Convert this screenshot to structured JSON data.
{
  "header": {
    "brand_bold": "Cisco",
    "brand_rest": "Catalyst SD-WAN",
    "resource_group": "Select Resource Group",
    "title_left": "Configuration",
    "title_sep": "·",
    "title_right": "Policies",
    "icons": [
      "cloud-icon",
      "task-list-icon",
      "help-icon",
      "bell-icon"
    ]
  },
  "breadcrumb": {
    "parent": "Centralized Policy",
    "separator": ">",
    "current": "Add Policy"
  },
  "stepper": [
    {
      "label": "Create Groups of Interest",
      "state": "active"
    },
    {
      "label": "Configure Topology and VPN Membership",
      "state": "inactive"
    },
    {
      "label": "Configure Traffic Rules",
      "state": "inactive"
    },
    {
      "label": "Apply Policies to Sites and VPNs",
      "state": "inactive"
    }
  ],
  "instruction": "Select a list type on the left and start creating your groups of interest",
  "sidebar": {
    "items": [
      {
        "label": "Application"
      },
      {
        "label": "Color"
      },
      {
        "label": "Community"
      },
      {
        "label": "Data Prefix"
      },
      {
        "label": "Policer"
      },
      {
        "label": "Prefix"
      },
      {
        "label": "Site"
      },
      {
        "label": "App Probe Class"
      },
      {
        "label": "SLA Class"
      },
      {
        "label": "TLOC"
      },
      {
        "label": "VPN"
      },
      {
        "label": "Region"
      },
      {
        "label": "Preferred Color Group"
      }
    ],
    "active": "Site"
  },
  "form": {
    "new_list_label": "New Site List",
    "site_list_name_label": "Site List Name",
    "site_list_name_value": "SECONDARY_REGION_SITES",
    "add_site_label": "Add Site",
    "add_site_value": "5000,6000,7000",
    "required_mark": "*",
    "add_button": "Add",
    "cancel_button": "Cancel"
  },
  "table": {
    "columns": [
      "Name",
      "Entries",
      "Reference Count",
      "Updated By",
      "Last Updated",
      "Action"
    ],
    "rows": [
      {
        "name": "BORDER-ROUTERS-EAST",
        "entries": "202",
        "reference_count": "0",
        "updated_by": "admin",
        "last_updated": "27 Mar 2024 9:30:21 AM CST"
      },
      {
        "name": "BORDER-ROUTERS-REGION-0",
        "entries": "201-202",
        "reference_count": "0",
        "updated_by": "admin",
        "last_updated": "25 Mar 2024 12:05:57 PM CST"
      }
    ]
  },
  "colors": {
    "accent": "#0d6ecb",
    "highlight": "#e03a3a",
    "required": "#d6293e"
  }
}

▶ [Short exercise]: Repeat the material from above exactly, word for word.

▶ [Task answer]:
Convert this screenshot to structured JSON data.
{
  "header": {
    "brand_bold": "Cisco",
    "brand_rest": "Catalyst SD-WAN",
    "resource_group": "Select Resource Group",
    "title_left": "Configuration",
    "title_sep": "·",
    "title_right": "Policies",
    "icons": [
      "cloud-icon",
      "task-list-icon",
      "help-icon",
      "bell-icon"
    ]
  },
  "breadcrumb": {
    "parent": "Centralized Policy",
    "separator": ">",
    "current": "Add Policy"
  },
  "stepper": [
    {
      "label": "Create Groups of Interest",
      "state": "active"
    },
    {
      "label": "Configure Topology and VPN Membership",
      "state": "inactive"
    },
    {
      "label": "Configure Traffic Rules",
      "state": "inactive"
    },
    {
      "label": "Apply Policies to Sites and VPNs",
      "state": "inactive"
    }
  ],
  "instruction": "Select a list type on the left and start creating your groups of interest",
  "sidebar": {
    "items": [
      {
        "label": "Application"
      },
      {
        "label": "Color"
      },
      {
        "label": "Community"
      },
      {
        "label": "Data Prefix"
      },
      {
        "label": "Policer"
      },
      {
        "label": "Prefix"
      },
      {
        "label": "Site"
      },
      {
        "label": "App Probe Class"
      },
      {
        "label": "SLA Class"
      },
      {
        "label": "TLOC"
      },
      {
        "label": "VPN"
      },
      {
        "label": "Region"
      },
      {
        "label": "Preferred Color Group"
      }
    ],
    "active": "Site"
  },
  "form": {
    "new_list_label": "New Site List",
    "site_list_name_label": "Site List Name",
    "site_list_name_value": "SECONDARY_REGION_SITES",
    "add_site_label": "Add Site",
    "add_site_value": "5000,6000,7000",
    "required_mark": "*",
    "add_button": "Add",
    "cancel_button": "Cancel"
  },
  "table": {
    "columns": [
      "Name",
      "Entries",
      "Reference Count",
      "Updated By",
      "Last Updated",
      "Action"
    ],
    "rows": [
      {
        "name": "BORDER-ROUTERS-EAST",
        "entries": "202",
        "reference_count": "0",
        "updated_by": "admin",
        "last_updated": "27 Mar 2024 9:30:21 AM CST"
      },
      {
        "name": "BORDER-ROUTERS-REGION-0",
        "entries": "201-202",
        "reference_count": "0",
        "updated_by": "admin",
        "last_updated": "25 Mar 2024 12:05:57 PM CST"
      }
    ]
  },
  "colors": {
    "accent": "#0d6ecb",
    "highlight": "#e03a3a",
    "required": "#d6293e"
  }
}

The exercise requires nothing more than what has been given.